[Written instruction] The listing must be reproduced in full, exactly as it stands.

[BEGIN]

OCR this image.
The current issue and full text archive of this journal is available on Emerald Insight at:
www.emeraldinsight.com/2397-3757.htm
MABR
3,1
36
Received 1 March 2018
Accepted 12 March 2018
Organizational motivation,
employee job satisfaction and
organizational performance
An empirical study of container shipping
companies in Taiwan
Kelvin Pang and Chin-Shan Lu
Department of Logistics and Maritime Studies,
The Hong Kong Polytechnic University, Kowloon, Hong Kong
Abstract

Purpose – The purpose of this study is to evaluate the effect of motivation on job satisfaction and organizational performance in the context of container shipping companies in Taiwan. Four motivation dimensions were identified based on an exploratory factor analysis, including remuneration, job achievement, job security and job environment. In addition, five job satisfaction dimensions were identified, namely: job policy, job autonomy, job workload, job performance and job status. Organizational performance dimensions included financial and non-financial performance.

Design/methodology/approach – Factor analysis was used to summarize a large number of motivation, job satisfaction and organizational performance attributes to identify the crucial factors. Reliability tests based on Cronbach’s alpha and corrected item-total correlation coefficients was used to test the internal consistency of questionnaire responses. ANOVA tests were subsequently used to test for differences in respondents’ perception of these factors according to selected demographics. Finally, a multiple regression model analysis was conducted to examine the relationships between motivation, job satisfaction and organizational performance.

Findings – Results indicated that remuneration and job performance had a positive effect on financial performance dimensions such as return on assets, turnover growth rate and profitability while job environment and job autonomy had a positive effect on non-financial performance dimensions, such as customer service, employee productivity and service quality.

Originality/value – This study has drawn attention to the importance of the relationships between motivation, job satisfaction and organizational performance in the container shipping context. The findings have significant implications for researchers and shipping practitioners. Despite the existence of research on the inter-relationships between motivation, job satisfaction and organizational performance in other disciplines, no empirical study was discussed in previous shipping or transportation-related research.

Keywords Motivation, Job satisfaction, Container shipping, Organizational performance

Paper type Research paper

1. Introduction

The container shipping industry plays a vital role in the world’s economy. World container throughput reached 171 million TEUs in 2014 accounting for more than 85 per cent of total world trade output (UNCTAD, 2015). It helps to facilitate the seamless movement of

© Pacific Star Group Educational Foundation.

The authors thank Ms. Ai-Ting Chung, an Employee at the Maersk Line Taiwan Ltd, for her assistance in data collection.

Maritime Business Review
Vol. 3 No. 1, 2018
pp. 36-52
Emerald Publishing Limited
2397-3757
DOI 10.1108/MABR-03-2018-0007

[END]

[Answer below]
OCR this image.
The current issue and full text archive of this journal is available on Emerald Insight at:
www.emeraldinsight.com/2397-3757.htm
MABR
3,1
36
Received 1 March 2018
Accepted 12 March 2018
Organizational motivation,
employee job satisfaction and
organizational performance
An empirical study of container shipping
companies in Taiwan
Kelvin Pang and Chin-Shan Lu
Department of Logistics and Maritime Studies,
The Hong Kong Polytechnic University, Kowloon, Hong Kong
Abstract

Purpose – The purpose of this study is to evaluate the effect of motivation on job satisfaction and organizational performance in the context of container shipping companies in Taiwan. Four motivation dimensions were identified based on an exploratory factor analysis, including remuneration, job achievement, job security and job environment. In addition, five job satisfaction dimensions were identified, namely: job policy, job autonomy, job workload, job performance and job status. Organizational performance dimensions included financial and non-financial performance.

Design/methodology/approach – Factor analysis was used to summarize a large number of motivation, job satisfaction and organizational performance attributes to identify the crucial factors. Reliability tests based on Cronbach’s alpha and corrected item-total correlation coefficients was used to test the internal consistency of questionnaire responses. ANOVA tests were subsequently used to test for differences in respondents’ perception of these factors according to selected demographics. Finally, a multiple regression model analysis was conducted to examine the relationships between motivation, job satisfaction and organizational performance.

Findings – Results indicated that remuneration and job performance had a positive effect on financial performance dimensions such as return on assets, turnover growth rate and profitability while job environment and job autonomy had a positive effect on non-financial performance dimensions, such as customer service, employee productivity and service quality.

Originality/value – This study has drawn attention to the importance of the relationships between motivation, job satisfaction and organizational performance in the container shipping context. The findings have significant implications for researchers and shipping practitioners. Despite the existence of research on the inter-relationships between motivation, job satisfaction and organizational performance in other disciplines, no empirical study was discussed in previous shipping or transportation-related research.

Keywords Motivation, Job satisfaction, Container shipping, Organizational performance

Paper type Research paper

1. Introduction

The container shipping industry plays a vital role in the world’s economy. World container throughput reached 171 million TEUs in 2014 accounting for more than 85 per cent of total world trade output (UNCTAD, 2015). It helps to facilitate the seamless movement of

© Pacific Star Group Educational Foundation.

The authors thank Ms. Ai-Ting Chung, an Employee at the Maersk Line Taiwan Ltd, for her assistance in data collection.

Maritime Business Review
Vol. 3 No. 1, 2018
pp. 36-52
Emerald Publishing Limited
2397-3757
DOI 10.1108/MABR-03-2018-0007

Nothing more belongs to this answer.